Reproduce the listing below exactly, minus its pictures.
** START GIVEN DATA **
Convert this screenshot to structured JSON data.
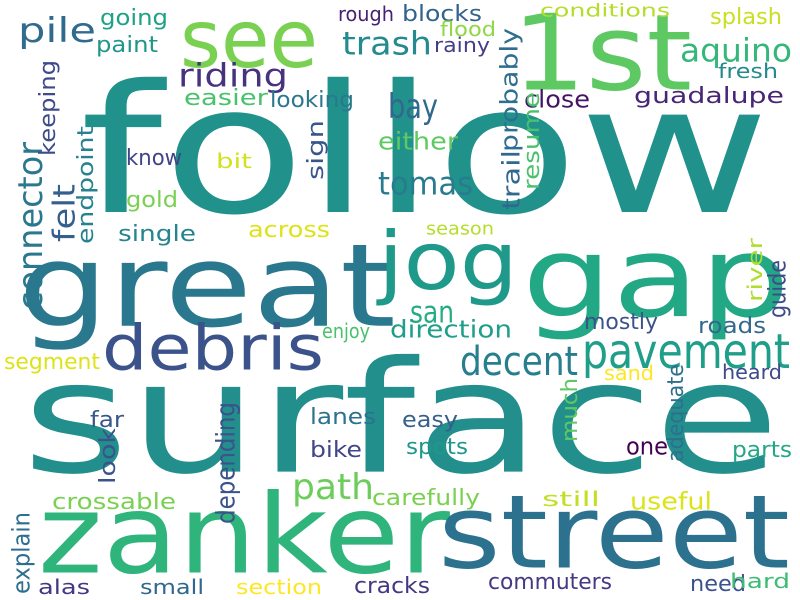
{
  "words": [
    {
      "text": "follow",
      "color": "#21918c",
      "vertical": false
    },
    {
      "text": "surface",
      "color": "#228f8d",
      "vertical": false
    },
    {
      "text": "great",
      "color": "#2a788e",
      "vertical": false
    },
    {
      "text": "gap",
      "color": "#22a884",
      "vertical": false
    },
    {
      "text": "1st",
      "color": "#5ec962",
      "vertical": false
    },
    {
      "text": "see",
      "color": "#7ad151",
      "vertical": false
    },
    {
      "text": "zanker",
      "color": "#2fb47c",
      "vertical": false
    },
    {
      "text": "street",
      "color": "#2c728e",
      "vertical": false
    },
    {
      "text": "jog",
      "color": "#1f9a8a",
      "vertical": false
    },
    {
      "text": "debris",
      "color": "#3b528b",
      "vertical": false
    },
    {
      "text": "pavement",
      "color": "#1f9e89",
      "vertical": false
    },
    {
      "text": "decent",
      "color": "#277f8e",
      "vertical": false
    },
    {
      "text": "path",
      "color": "#6ccd5a",
      "vertical": false
    },
    {
      "text": "trash",
      "color": "#238a8d",
      "vertical": false
    },
    {
      "text": "aquino",
      "color": "#35b779",
      "vertical": false
    },
    {
      "text": "riding",
      "color": "#46327e",
      "vertical": false
    },
    {
      "text": "bay",
      "color": "#31688e",
      "vertical": false
    },
    {
      "text": "tomas",
      "color": "#287c8e",
      "vertical": false
    },
    {
      "text": "san",
      "color": "#25ac82",
      "vertical": false
    },
    {
      "text": "pile",
      "color": "#306a8e",
      "vertical": false
    },
    {
      "text": "connector",
      "color": "#2a788e",
      "vertical": true
    },
    {
      "text": "felt",
      "color": "#355f8d",
      "vertical": true
    },
    {
      "text": "keeping",
      "color": "#3e4a89",
      "vertical": true
    },
    {
      "text": "endpoint",
      "color": "#26828e",
      "vertical": true
    },
    {
      "text": "going",
      "color": "#1fa188",
      "vertical": false
    },
    {
      "text": "paint",
      "color": "#1f958b",
      "vertical": false
    },
    {
      "text": "blocks",
      "color": "#33638d",
      "vertical": false
    },
    {
      "text": "rough",
      "color": "#482173",
      "vertical": false
    },
    {
      "text": "rainy",
      "color": "#433e85",
      "vertical": false
    },
    {
      "text": "flood",
      "color": "#8fd744",
      "vertical": false
    },
    {
      "text": "conditions",
      "color": "#b5de2b",
      "vertical": false
    },
    {
      "text": "splash",
      "color": "#c8e020",
      "vertical": false
    },
    {
      "text": "fresh",
      "color": "#238a8d",
      "vertical": false
    },
    {
      "text": "close",
      "color": "#471365",
      "vertical": false
    },
    {
      "text": "guadalupe",
      "color": "#482677",
      "vertical": false
    },
    {
      "text": "trail",
      "color": "#31688e",
      "vertical": true
    },
    {
      "text": "probably",
      "color": "#2e6e8e",
      "vertical": true
    },
    {
      "text": "resume",
      "color": "#4ac16d",
      "vertical": true
    },
    {
      "text": "easier",
      "color": "#4ac16d",
      "vertical": false
    },
    {
      "text": "looking",
      "color": "#2a788e",
      "vertical": false
    },
    {
      "text": "either",
      "color": "#5ec962",
      "vertical": false
    },
    {
      "text": "know",
      "color": "#414487",
      "vertical": false
    },
    {
      "text": "bit",
      "color": "#d2e21b",
      "vertical": false
    },
    {
      "text": "sign",
      "color": "#39568c",
      "vertical": true
    },
    {
      "text": "gold",
      "color": "#7ad151",
      "vertical": false
    },
    {
      "text": "single",
      "color": "#25848e",
      "vertical": false
    },
    {
      "text": "across",
      "color": "#dde318",
      "vertical": false
    },
    {
      "text": "season",
      "color": "#b5de2b",
      "vertical": false
    },
    {
      "text": "river",
      "color": "#b0dd2f",
      "vertical": true
    },
    {
      "text": "guide",
      "color": "#3e4a89",
      "vertical": true
    },
    {
      "text": "mostly",
      "color": "#3b528b",
      "vertical": false
    },
    {
      "text": "roads",
      "color": "#31688e",
      "vertical": false
    },
    {
      "text": "direction",
      "color": "#1f9e89",
      "vertical": false
    },
    {
      "text": "enjoy",
      "color": "#4ac16d",
      "vertical": false
    },
    {
      "text": "segment",
      "color": "#dde318",
      "vertical": false
    },
    {
      "text": "sand",
      "color": "#fde725",
      "vertical": false
    },
    {
      "text": "heard",
      "color": "#3e4a89",
      "vertical": false
    },
    {
      "text": "adequate",
      "color": "#2d708e",
      "vertical": true
    },
    {
      "text": "far",
      "color": "#39568c",
      "vertical": false
    },
    {
      "text": "lanes",
      "color": "#2c728e",
      "vertical": false
    },
    {
      "text": "easy",
      "color": "#35608d",
      "vertical": false
    },
    {
      "text": "much",
      "color": "#5ec962",
      "vertical": true
    },
    {
      "text": "look",
      "color": "#3b528b",
      "vertical": true
    },
    {
      "text": "depending",
      "color": "#3b528b",
      "vertical": true
    },
    {
      "text": "bike",
      "color": "#404688",
      "vertical": false
    },
    {
      "text": "spots",
      "color": "#1f988b",
      "vertical": false
    },
    {
      "text": "one",
      "color": "#440154",
      "vertical": false
    },
    {
      "text": "parts",
      "color": "#22a884",
      "vertical": false
    },
    {
      "text": "crossable",
      "color": "#7ad151",
      "vertical": false
    },
    {
      "text": "carefully",
      "color": "#7ad151",
      "vertical": false
    },
    {
      "text": "still",
      "color": "#c2df23",
      "vertical": false
    },
    {
      "text": "useful",
      "color": "#dde318",
      "vertical": false
    },
    {
      "text": "explain",
      "color": "#2e6e8e",
      "vertical": true
    },
    {
      "text": "commuters",
      "color": "#443a83",
      "vertical": false
    },
    {
      "text": "need",
      "color": "#3b528b",
      "vertical": false
    },
    {
      "text": "hard",
      "color": "#3dbc74",
      "vertical": false
    },
    {
      "text": "alas",
      "color": "#453781",
      "vertical": false
    },
    {
      "text": "small",
      "color": "#31688e",
      "vertical": false
    },
    {
      "text": "section",
      "color": "#fde725",
      "vertical": false
    },
    {
      "text": "cracks",
      "color": "#453781",
      "vertical": false
    }
  ]
}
** END GIVEN DATA **
# [SOLUTION TO THIS EXERCISE]
Convert this screenshot to structured JSON data.
{
  "words": [
    {
      "text": "follow",
      "color": "#21918c",
      "vertical": false
    },
    {
      "text": "surface",
      "color": "#228f8d",
      "vertical": false
    },
    {
      "text": "great",
      "color": "#2a788e",
      "vertical": false
    },
    {
      "text": "gap",
      "color": "#22a884",
      "vertical": false
    },
    {
      "text": "1st",
      "color": "#5ec962",
      "vertical": false
    },
    {
      "text": "see",
      "color": "#7ad151",
      "vertical": false
    },
    {
      "text": "zanker",
      "color": "#2fb47c",
      "vertical": false
    },
    {
      "text": "street",
      "color": "#2c728e",
      "vertical": false
    },
    {
      "text": "jog",
      "color": "#1f9a8a",
      "vertical": false
    },
    {
      "text": "debris",
      "color": "#3b528b",
      "vertical": false
    },
    {
      "text": "pavement",
      "color": "#1f9e89",
      "vertical": false
    },
    {
      "text": "decent",
      "color": "#277f8e",
      "vertical": false
    },
    {
      "text": "path",
      "color": "#6ccd5a",
      "vertical": false
    },
    {
      "text": "trash",
      "color": "#238a8d",
      "vertical": false
    },
    {
      "text": "aquino",
      "color": "#35b779",
      "vertical": false
    },
    {
      "text": "riding",
      "color": "#46327e",
      "vertical": false
    },
    {
      "text": "bay",
      "color": "#31688e",
      "vertical": false
    },
    {
      "text": "tomas",
      "color": "#287c8e",
      "vertical": false
    },
    {
      "text": "san",
      "color": "#25ac82",
      "vertical": false
    },
    {
      "text": "pile",
      "color": "#306a8e",
      "vertical": false
    },
    {
      "text": "connector",
      "color": "#2a788e",
      "vertical": true
    },
    {
      "text": "felt",
      "color": "#355f8d",
      "vertical": true
    },
    {
      "text": "keeping",
      "color": "#3e4a89",
      "vertical": true
    },
    {
      "text": "endpoint",
      "color": "#26828e",
      "vertical": true
    },
    {
      "text": "going",
      "color": "#1fa188",
      "vertical": false
    },
    {
      "text": "paint",
      "color": "#1f958b",
      "vertical": false
    },
    {
      "text": "blocks",
      "color": "#33638d",
      "vertical": false
    },
    {
      "text": "rough",
      "color": "#482173",
      "vertical": false
    },
    {
      "text": "rainy",
      "color": "#433e85",
      "vertical": false
    },
    {
      "text": "flood",
      "color": "#8fd744",
      "vertical": false
    },
    {
      "text": "conditions",
      "color": "#b5de2b",
      "vertical": false
    },
    {
      "text": "splash",
      "color": "#c8e020",
      "vertical": false
    },
    {
      "text": "fresh",
      "color": "#238a8d",
      "vertical": false
    },
    {
      "text": "close",
      "color": "#471365",
      "vertical": false
    },
    {
      "text": "guadalupe",
      "color": "#482677",
      "vertical": false
    },
    {
      "text": "trail",
      "color": "#31688e",
      "vertical": true
    },
    {
      "text": "probably",
      "color": "#2e6e8e",
      "vertical": true
    },
    {
      "text": "resume",
      "color": "#4ac16d",
      "vertical": true
    },
    {
      "text": "easier",
      "color": "#4ac16d",
      "vertical": false
    },
    {
      "text": "looking",
      "color": "#2a788e",
      "vertical": false
    },
    {
      "text": "either",
      "color": "#5ec962",
      "vertical": false
    },
    {
      "text": "know",
      "color": "#414487",
      "vertical": false
    },
    {
      "text": "bit",
      "color": "#d2e21b",
      "vertical": false
    },
    {
      "text": "sign",
      "color": "#39568c",
      "vertical": true
    },
    {
      "text": "gold",
      "color": "#7ad151",
      "vertical": false
    },
    {
      "text": "single",
      "color": "#25848e",
      "vertical": false
    },
    {
      "text": "across",
      "color": "#dde318",
      "vertical": false
    },
    {
      "text": "season",
      "color": "#b5de2b",
      "vertical": false
    },
    {
      "text": "river",
      "color": "#b0dd2f",
      "vertical": true
    },
    {
      "text": "guide",
      "color": "#3e4a89",
      "vertical": true
    },
    {
      "text": "mostly",
      "color": "#3b528b",
      "vertical": false
    },
    {
      "text": "roads",
      "color": "#31688e",
      "vertical": false
    },
    {
      "text": "direction",
      "color": "#1f9e89",
      "vertical": false
    },
    {
      "text": "enjoy",
      "color": "#4ac16d",
      "vertical": false
    },
    {
      "text": "segment",
      "color": "#dde318",
      "vertical": false
    },
    {
      "text": "sand",
      "color": "#fde725",
      "vertical": false
    },
    {
      "text": "heard",
      "color": "#3e4a89",
      "vertical": false
    },
    {
      "text": "adequate",
      "color": "#2d708e",
      "vertical": true
    },
    {
      "text": "far",
      "color": "#39568c",
      "vertical": false
    },
    {
      "text": "lanes",
      "color": "#2c728e",
      "vertical": false
    },
    {
      "text": "easy",
      "color": "#35608d",
      "vertical": false
    },
    {
      "text": "much",
      "color": "#5ec962",
      "vertical": true
    },
    {
      "text": "look",
      "color": "#3b528b",
      "vertical": true
    },
    {
      "text": "depending",
      "color": "#3b528b",
      "vertical": true
    },
    {
      "text": "bike",
      "color": "#404688",
      "vertical": false
    },
    {
      "text": "spots",
      "color": "#1f988b",
      "vertical": false
    },
    {
      "text": "one",
      "color": "#440154",
      "vertical": false
    },
    {
      "text": "parts",
      "color": "#22a884",
      "vertical": false
    },
    {
      "text": "crossable",
      "color": "#7ad151",
      "vertical": false
    },
    {
      "text": "carefully",
      "color": "#7ad151",
      "vertical": false
    },
    {
      "text": "still",
      "color": "#c2df23",
      "vertical": false
    },
    {
      "text": "useful",
      "color": "#dde318",
      "vertical": false
    },
    {
      "text": "explain",
      "color": "#2e6e8e",
      "vertical": true
    },
    {
      "text": "commuters",
      "color": "#443a83",
      "vertical": false
    },
    {
      "text": "need",
      "color": "#3b528b",
      "vertical": false
    },
    {
      "text": "hard",
      "color": "#3dbc74",
      "vertical": false
    },
    {
      "text": "alas",
      "color": "#453781",
      "vertical": false
    },
    {
      "text": "small",
      "color": "#31688e",
      "vertical": false
    },
    {
      "text": "section",
      "color": "#fde725",
      "vertical": false
    },
    {
      "text": "cracks",
      "color": "#453781",
      "vertical": false
    }
  ]
}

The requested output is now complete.